> **ENTRIES SHOWN**
++++++++++++++++++++

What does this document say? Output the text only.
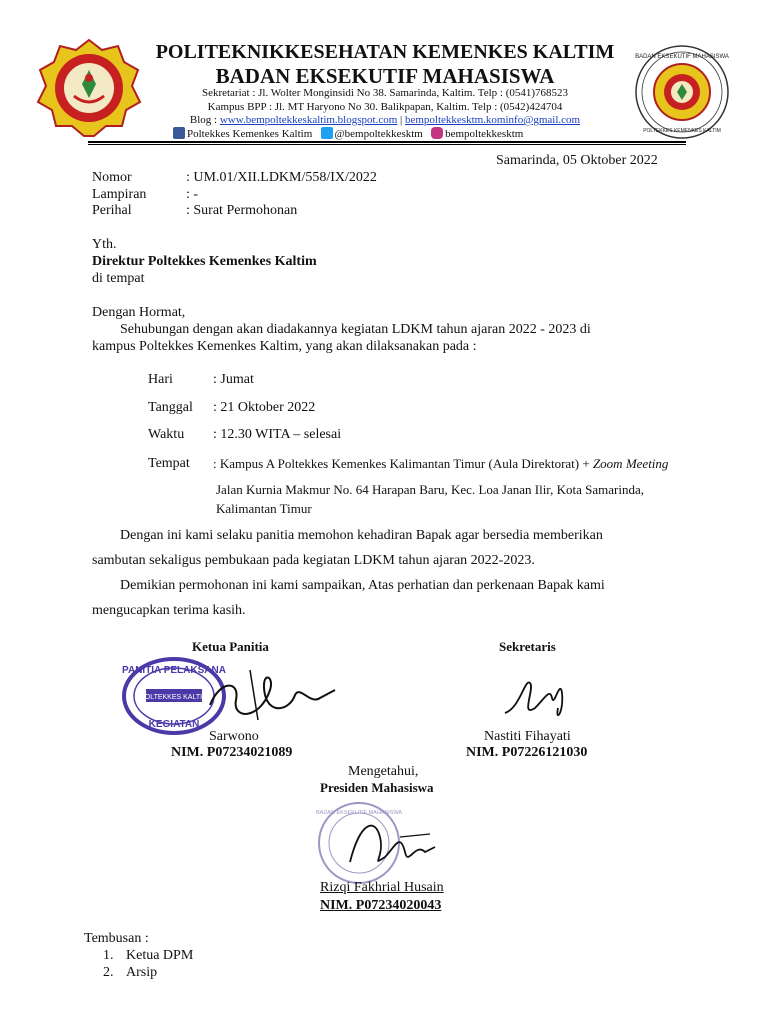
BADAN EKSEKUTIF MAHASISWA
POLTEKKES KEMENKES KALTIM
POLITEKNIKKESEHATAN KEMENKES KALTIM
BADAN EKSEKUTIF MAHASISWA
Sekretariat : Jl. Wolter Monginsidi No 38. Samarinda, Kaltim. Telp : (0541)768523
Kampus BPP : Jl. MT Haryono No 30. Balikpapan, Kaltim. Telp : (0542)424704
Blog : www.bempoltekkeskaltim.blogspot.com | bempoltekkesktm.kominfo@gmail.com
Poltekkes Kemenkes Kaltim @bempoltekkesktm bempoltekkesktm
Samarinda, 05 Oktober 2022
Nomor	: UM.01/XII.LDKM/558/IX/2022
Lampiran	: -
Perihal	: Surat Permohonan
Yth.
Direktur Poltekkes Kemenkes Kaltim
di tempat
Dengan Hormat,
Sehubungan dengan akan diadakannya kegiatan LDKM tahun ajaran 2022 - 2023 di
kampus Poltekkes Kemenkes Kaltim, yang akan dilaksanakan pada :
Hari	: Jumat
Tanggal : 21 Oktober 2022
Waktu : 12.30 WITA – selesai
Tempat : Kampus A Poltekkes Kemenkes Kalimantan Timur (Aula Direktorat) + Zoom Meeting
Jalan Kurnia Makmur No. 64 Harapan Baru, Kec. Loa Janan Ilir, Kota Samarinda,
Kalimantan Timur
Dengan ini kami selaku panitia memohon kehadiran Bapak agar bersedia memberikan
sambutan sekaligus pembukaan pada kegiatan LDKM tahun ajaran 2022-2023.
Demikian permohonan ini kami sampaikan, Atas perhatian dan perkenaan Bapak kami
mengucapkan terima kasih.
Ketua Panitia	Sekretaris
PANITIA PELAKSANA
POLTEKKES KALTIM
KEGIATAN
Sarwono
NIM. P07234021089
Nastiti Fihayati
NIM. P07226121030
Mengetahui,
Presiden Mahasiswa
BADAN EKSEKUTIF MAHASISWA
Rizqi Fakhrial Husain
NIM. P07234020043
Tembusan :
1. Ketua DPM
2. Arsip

++++++++++++++++++++

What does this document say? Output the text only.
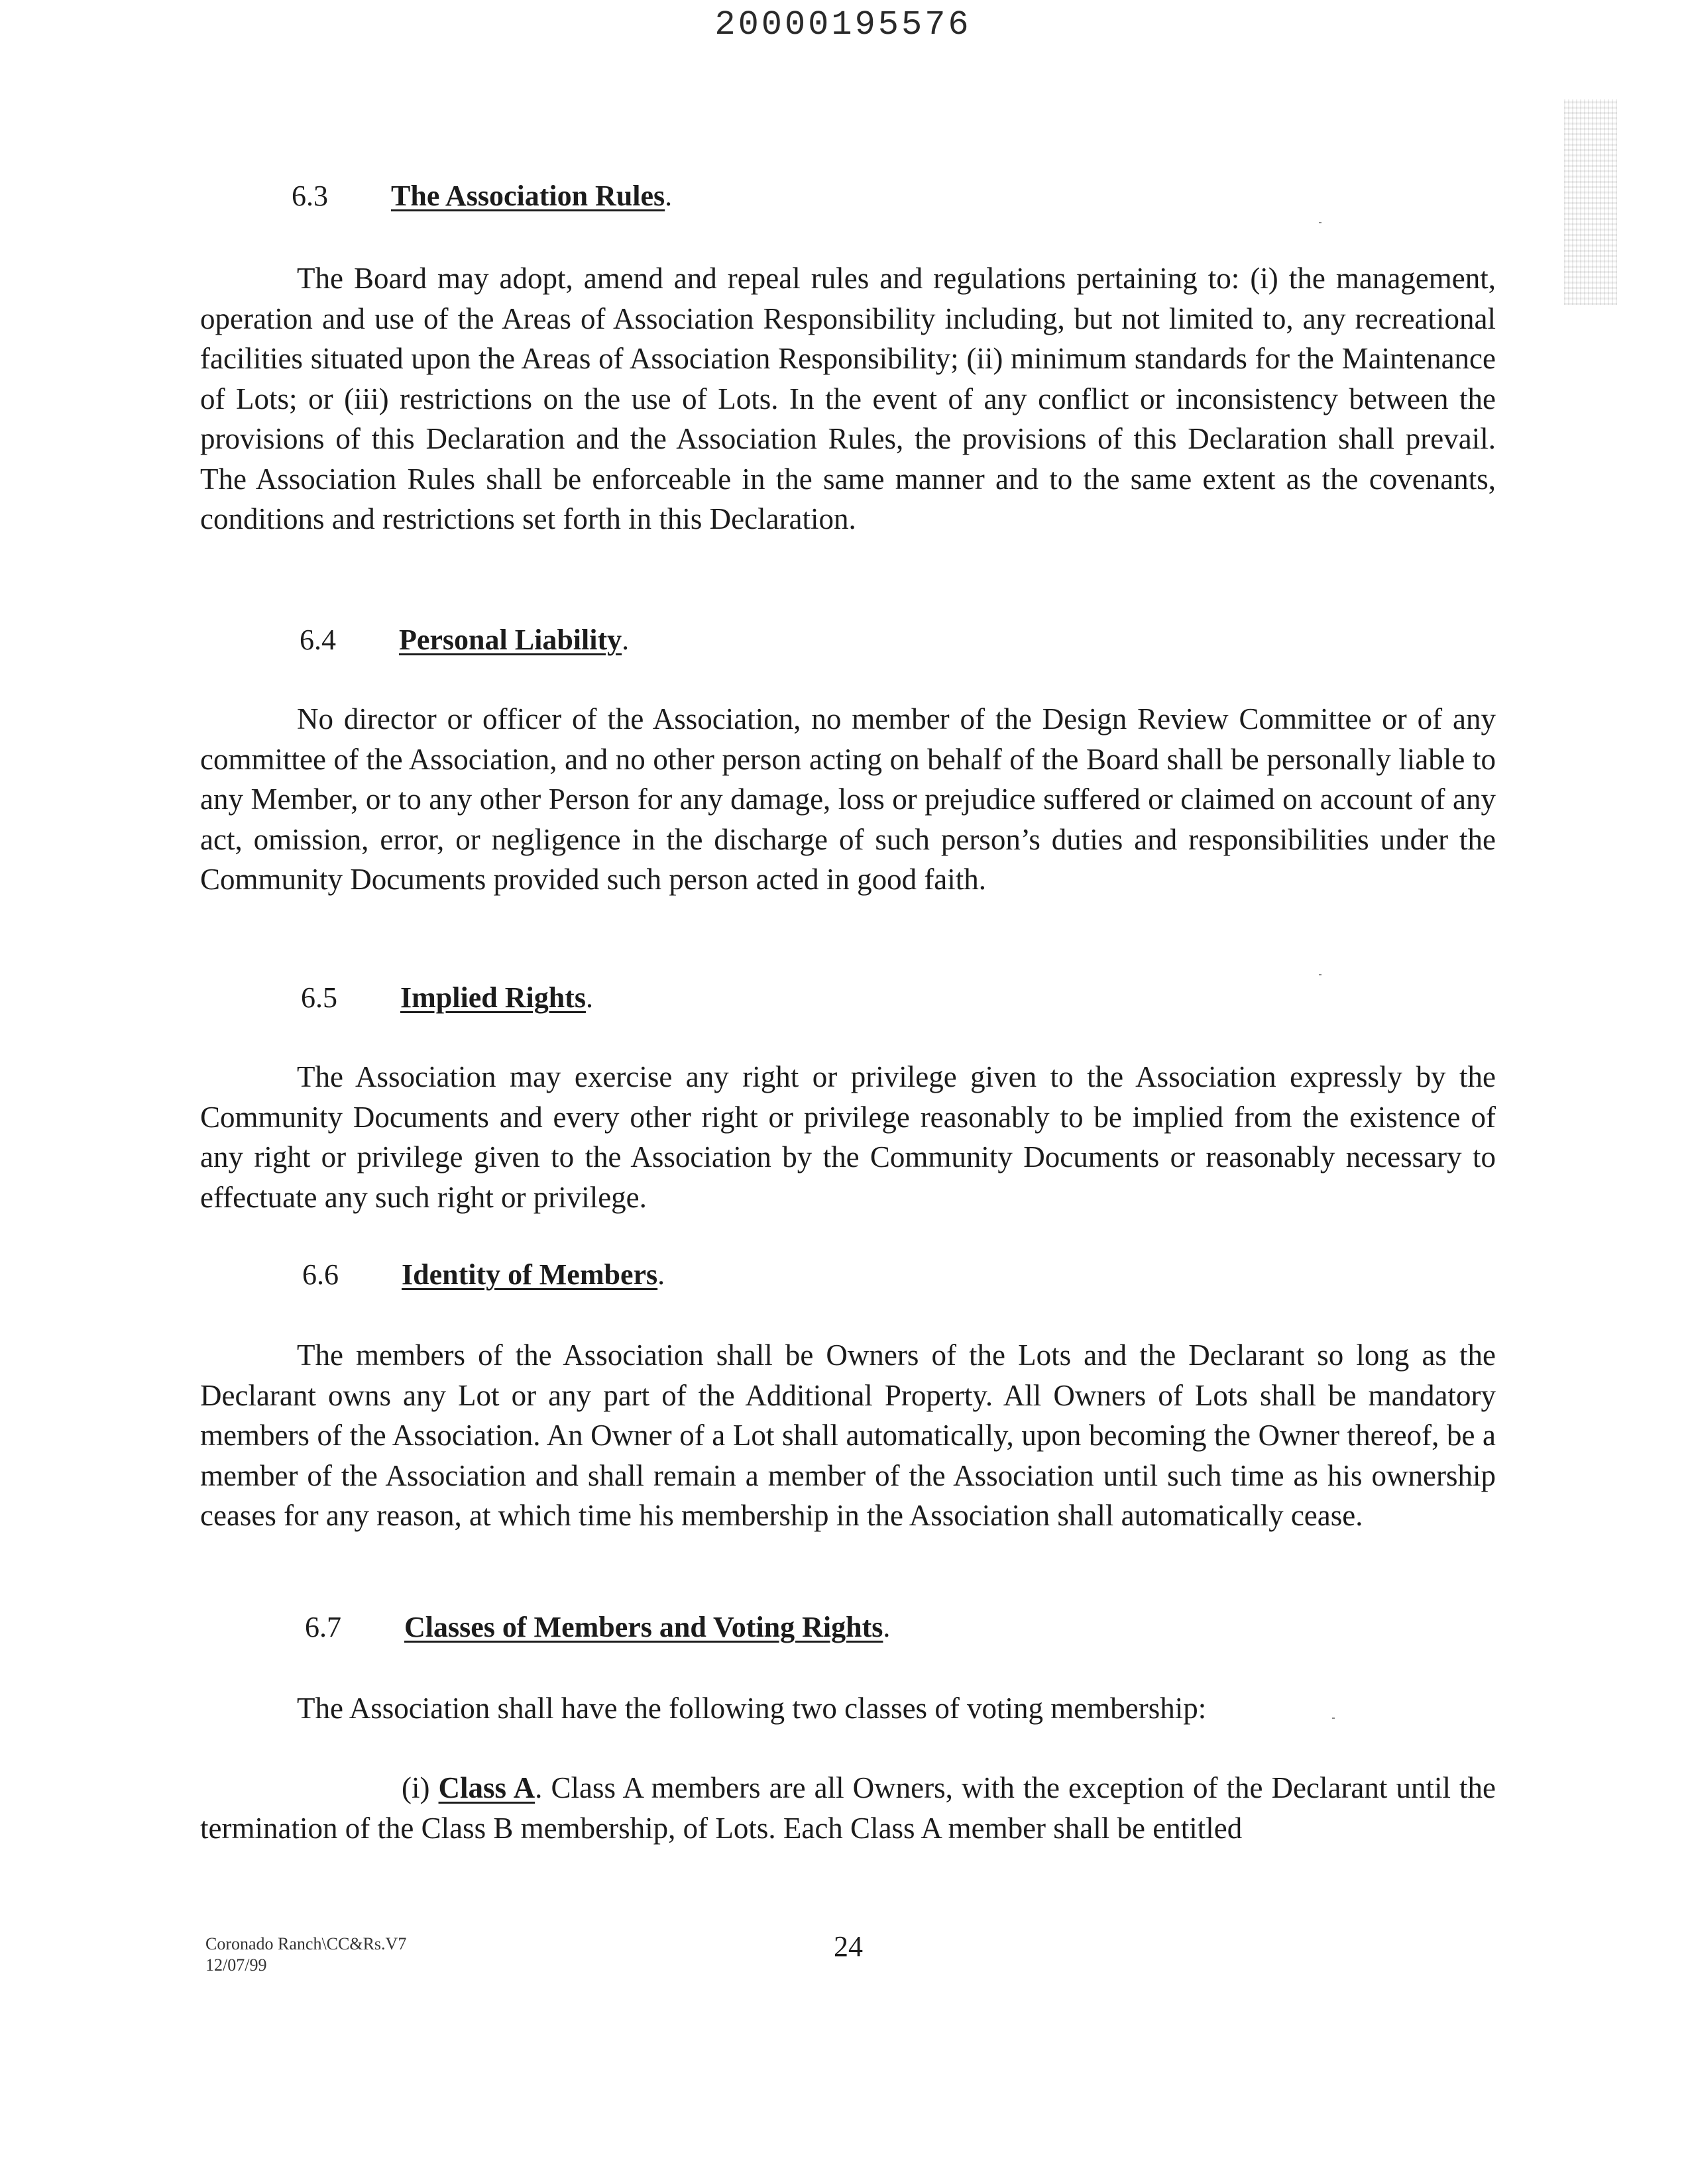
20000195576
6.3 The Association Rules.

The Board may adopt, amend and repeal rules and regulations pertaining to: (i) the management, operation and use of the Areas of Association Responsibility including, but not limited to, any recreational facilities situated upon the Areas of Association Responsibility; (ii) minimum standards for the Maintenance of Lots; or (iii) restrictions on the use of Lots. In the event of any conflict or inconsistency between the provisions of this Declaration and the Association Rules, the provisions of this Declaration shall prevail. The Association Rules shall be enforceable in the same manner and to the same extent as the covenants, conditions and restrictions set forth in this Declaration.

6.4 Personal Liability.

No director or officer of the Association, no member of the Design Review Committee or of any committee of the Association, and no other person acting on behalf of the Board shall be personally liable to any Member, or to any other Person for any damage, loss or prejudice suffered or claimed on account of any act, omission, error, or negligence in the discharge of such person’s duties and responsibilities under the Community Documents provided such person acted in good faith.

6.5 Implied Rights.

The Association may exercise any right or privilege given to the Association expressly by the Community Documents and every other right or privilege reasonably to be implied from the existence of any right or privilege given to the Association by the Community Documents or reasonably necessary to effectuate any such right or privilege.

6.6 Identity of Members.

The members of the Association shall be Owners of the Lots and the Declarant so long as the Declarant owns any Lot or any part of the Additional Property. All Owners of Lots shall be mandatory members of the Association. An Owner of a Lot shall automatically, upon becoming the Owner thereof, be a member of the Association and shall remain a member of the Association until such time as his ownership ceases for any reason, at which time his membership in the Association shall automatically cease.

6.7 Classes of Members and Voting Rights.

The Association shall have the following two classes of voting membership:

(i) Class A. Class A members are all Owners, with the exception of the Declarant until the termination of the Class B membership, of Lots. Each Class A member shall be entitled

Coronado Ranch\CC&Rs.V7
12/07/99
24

++++++++++++++++++++

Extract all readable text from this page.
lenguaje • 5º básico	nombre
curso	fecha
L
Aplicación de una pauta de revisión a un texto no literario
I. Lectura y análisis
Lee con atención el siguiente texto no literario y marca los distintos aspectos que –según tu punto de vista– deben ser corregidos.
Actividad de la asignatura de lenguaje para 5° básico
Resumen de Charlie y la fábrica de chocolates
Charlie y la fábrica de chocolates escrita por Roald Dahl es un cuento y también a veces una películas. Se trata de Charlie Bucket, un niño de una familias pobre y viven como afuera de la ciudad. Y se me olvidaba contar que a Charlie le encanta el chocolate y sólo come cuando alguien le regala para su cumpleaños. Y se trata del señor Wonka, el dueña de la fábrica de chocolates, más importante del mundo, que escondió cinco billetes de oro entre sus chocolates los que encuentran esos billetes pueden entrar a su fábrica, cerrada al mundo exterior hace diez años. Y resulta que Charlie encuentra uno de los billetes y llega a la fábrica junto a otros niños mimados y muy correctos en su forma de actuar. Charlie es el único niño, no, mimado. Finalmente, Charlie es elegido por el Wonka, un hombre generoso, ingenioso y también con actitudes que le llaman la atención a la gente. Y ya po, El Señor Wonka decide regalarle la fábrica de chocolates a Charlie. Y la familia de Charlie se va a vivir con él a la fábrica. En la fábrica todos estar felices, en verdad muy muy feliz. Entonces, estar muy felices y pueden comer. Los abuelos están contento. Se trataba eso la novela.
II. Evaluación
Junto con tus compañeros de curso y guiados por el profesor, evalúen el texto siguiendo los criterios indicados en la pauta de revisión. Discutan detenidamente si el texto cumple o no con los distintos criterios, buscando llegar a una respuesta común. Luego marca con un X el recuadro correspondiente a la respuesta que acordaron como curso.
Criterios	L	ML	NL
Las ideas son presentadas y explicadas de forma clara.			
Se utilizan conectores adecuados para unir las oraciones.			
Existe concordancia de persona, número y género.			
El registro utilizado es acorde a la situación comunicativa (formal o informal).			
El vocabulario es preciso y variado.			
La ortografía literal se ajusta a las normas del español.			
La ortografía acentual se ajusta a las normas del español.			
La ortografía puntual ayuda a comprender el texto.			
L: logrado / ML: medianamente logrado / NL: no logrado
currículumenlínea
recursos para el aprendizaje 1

++++++++++++++++++++

Tally up the lines of the listing containing the word "normas". Give only the total.

2